• [Short problem] The answer is one number: how many lines in the data below hold "this".

------

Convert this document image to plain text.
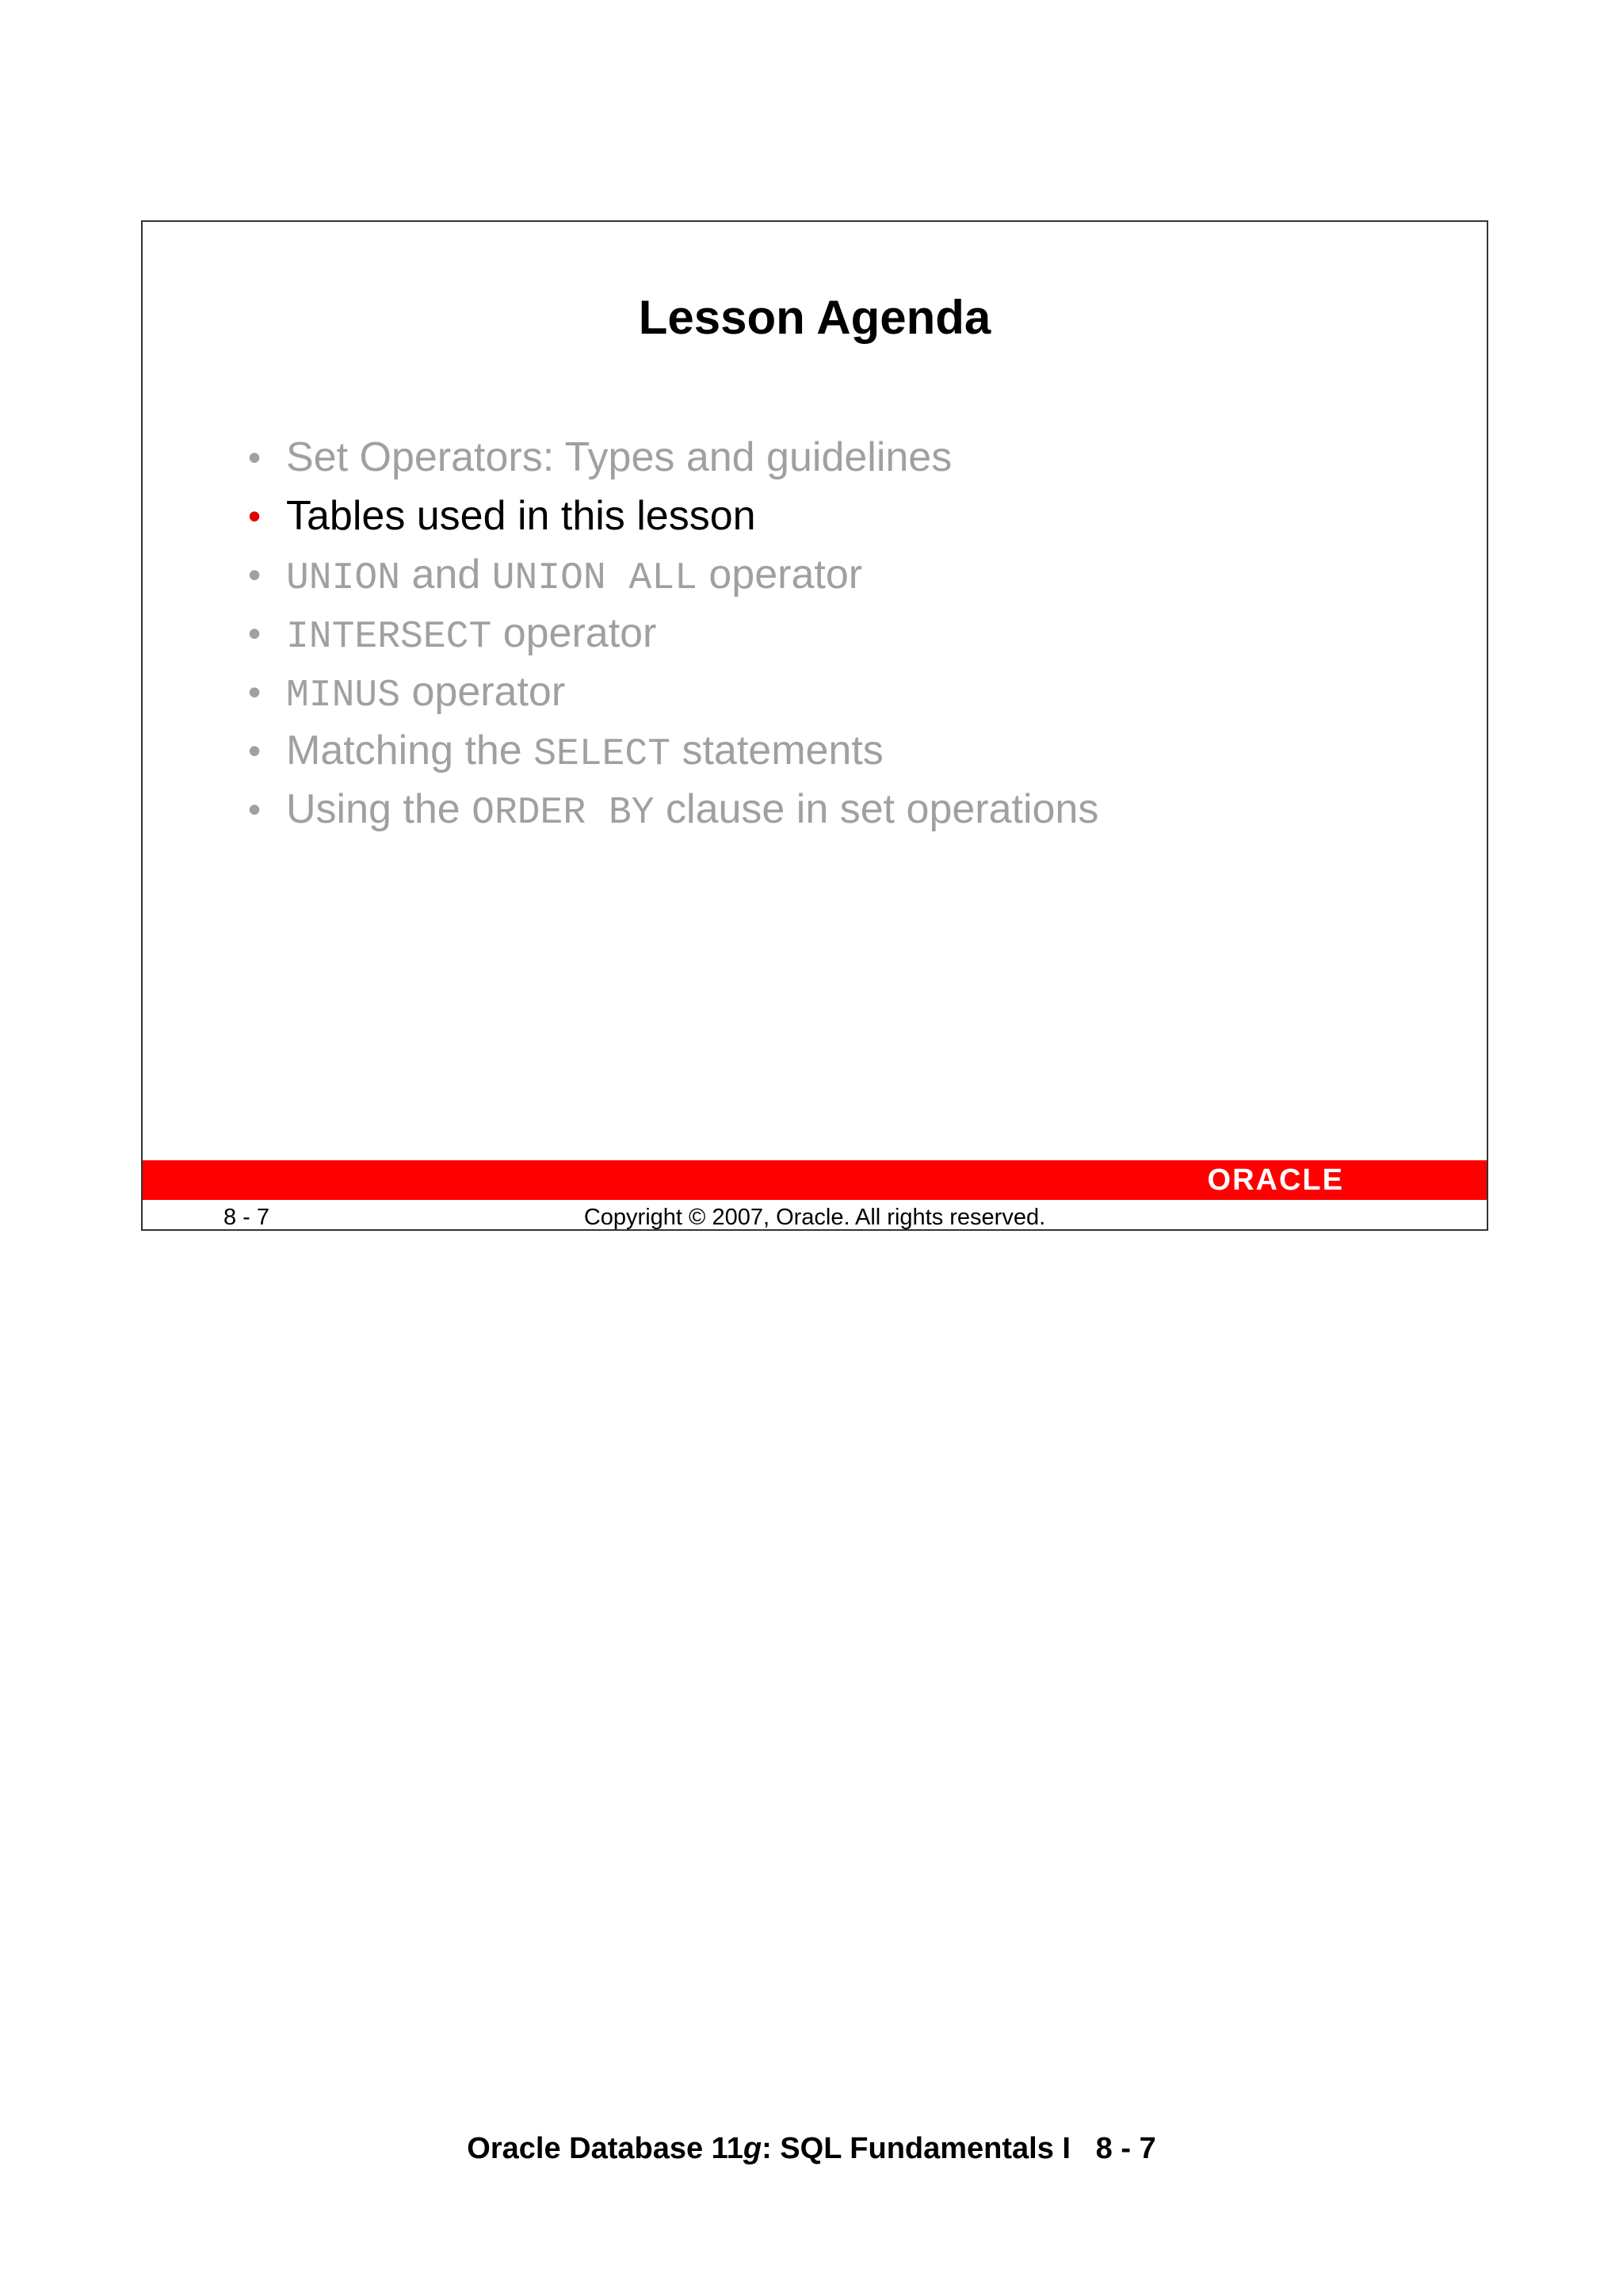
Lesson Agenda
• Set Operators: Types and guidelines
• Tables used in this lesson
• UNION and UNION ALL operator
• INTERSECT operator
• MINUS operator
• Matching the SELECT statements
• Using the ORDER BY clause in set operations
ORACLE
8 - 7	Copyright © 2007, Oracle. All rights reserved.
Oracle Database 11g: SQL Fundamentals I   8 - 7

------

• [Exercise solution] 2